Aim
Your task is to extract every entry that follows word for word while excluding the pictures.

[START OF Data shown]

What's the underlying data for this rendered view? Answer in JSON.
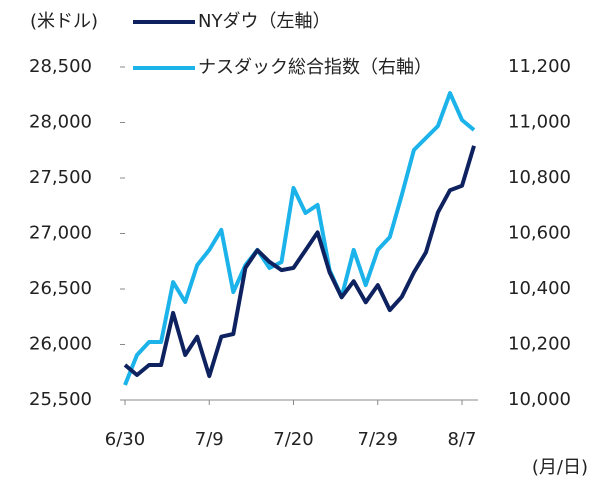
{
  "chart_data": {
    "type": "line",
    "y_unit": "(米ドル)",
    "x_unit": "(月/日)",
    "categories": [
      "6/30",
      null,
      null,
      null,
      null,
      null,
      null,
      "7/9",
      null,
      null,
      null,
      null,
      null,
      null,
      "7/20",
      null,
      null,
      null,
      null,
      null,
      null,
      "7/29",
      null,
      null,
      null,
      null,
      null,
      null,
      "8/7",
      null
    ],
    "series": [
      {
        "name": "NYダウ（左軸）",
        "color": "#0e2260",
        "axis": "y",
        "values": [
          25815,
          25725,
          25815,
          25815,
          26285,
          25905,
          26070,
          25715,
          26070,
          26095,
          26690,
          26850,
          26745,
          26670,
          26690,
          26850,
          27010,
          26650,
          26425,
          26570,
          26380,
          26535,
          26310,
          26430,
          26650,
          26830,
          27190,
          27390,
          27430,
          27790
        ]
      },
      {
        "name": "ナスダック総合指数（右軸）",
        "color": "#1bb3ea",
        "axis": "y2",
        "values": [
          10054,
          10162,
          10209,
          10209,
          10425,
          10353,
          10486,
          10541,
          10613,
          10389,
          10486,
          10541,
          10476,
          10497,
          10764,
          10674,
          10703,
          10468,
          10371,
          10541,
          10414,
          10541,
          10587,
          10739,
          10901,
          10944,
          10987,
          11106,
          11009,
          10973
        ]
      }
    ],
    "ylim": [
      25500,
      28500
    ],
    "yticks": [
      {
        "value": 25500,
        "label": "25,500"
      },
      {
        "value": 26000,
        "label": "26,000"
      },
      {
        "value": 26500,
        "label": "26,500"
      },
      {
        "value": 27000,
        "label": "27,000"
      },
      {
        "value": 27500,
        "label": "27,500"
      },
      {
        "value": 28000,
        "label": "28,000"
      },
      {
        "value": 28500,
        "label": "28,500"
      }
    ],
    "y2lim": [
      10000,
      11200
    ],
    "y2ticks": [
      {
        "value": 10000,
        "label": "10,000"
      },
      {
        "value": 10200,
        "label": "10,200"
      },
      {
        "value": 10400,
        "label": "10,400"
      },
      {
        "value": 10600,
        "label": "10,600"
      },
      {
        "value": 10800,
        "label": "10,800"
      },
      {
        "value": 11000,
        "label": "11,000"
      },
      {
        "value": 11200,
        "label": "11,200"
      }
    ]
  }
}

[END OF Data shown]

Written response
What's the underlying data for this rendered view? Answer in JSON.
{
  "chart_data": {
    "type": "line",
    "y_unit": "(米ドル)",
    "x_unit": "(月/日)",
    "categories": [
      "6/30",
      null,
      null,
      null,
      null,
      null,
      null,
      "7/9",
      null,
      null,
      null,
      null,
      null,
      null,
      "7/20",
      null,
      null,
      null,
      null,
      null,
      null,
      "7/29",
      null,
      null,
      null,
      null,
      null,
      null,
      "8/7",
      null
    ],
    "series": [
      {
        "name": "NYダウ（左軸）",
        "color": "#0e2260",
        "axis": "y",
        "values": [
          25815,
          25725,
          25815,
          25815,
          26285,
          25905,
          26070,
          25715,
          26070,
          26095,
          26690,
          26850,
          26745,
          26670,
          26690,
          26850,
          27010,
          26650,
          26425,
          26570,
          26380,
          26535,
          26310,
          26430,
          26650,
          26830,
          27190,
          27390,
          27430,
          27790
        ]
      },
      {
        "name": "ナスダック総合指数（右軸）",
        "color": "#1bb3ea",
        "axis": "y2",
        "values": [
          10054,
          10162,
          10209,
          10209,
          10425,
          10353,
          10486,
          10541,
          10613,
          10389,
          10486,
          10541,
          10476,
          10497,
          10764,
          10674,
          10703,
          10468,
          10371,
          10541,
          10414,
          10541,
          10587,
          10739,
          10901,
          10944,
          10987,
          11106,
          11009,
          10973
        ]
      }
    ],
    "ylim": [
      25500,
      28500
    ],
    "yticks": [
      {
        "value": 25500,
        "label": "25,500"
      },
      {
        "value": 26000,
        "label": "26,000"
      },
      {
        "value": 26500,
        "label": "26,500"
      },
      {
        "value": 27000,
        "label": "27,000"
      },
      {
        "value": 27500,
        "label": "27,500"
      },
      {
        "value": 28000,
        "label": "28,000"
      },
      {
        "value": 28500,
        "label": "28,500"
      }
    ],
    "y2lim": [
      10000,
      11200
    ],
    "y2ticks": [
      {
        "value": 10000,
        "label": "10,000"
      },
      {
        "value": 10200,
        "label": "10,200"
      },
      {
        "value": 10400,
        "label": "10,400"
      },
      {
        "value": 10600,
        "label": "10,600"
      },
      {
        "value": 10800,
        "label": "10,800"
      },
      {
        "value": 11000,
        "label": "11,000"
      },
      {
        "value": 11200,
        "label": "11,200"
      }
    ]
  }
}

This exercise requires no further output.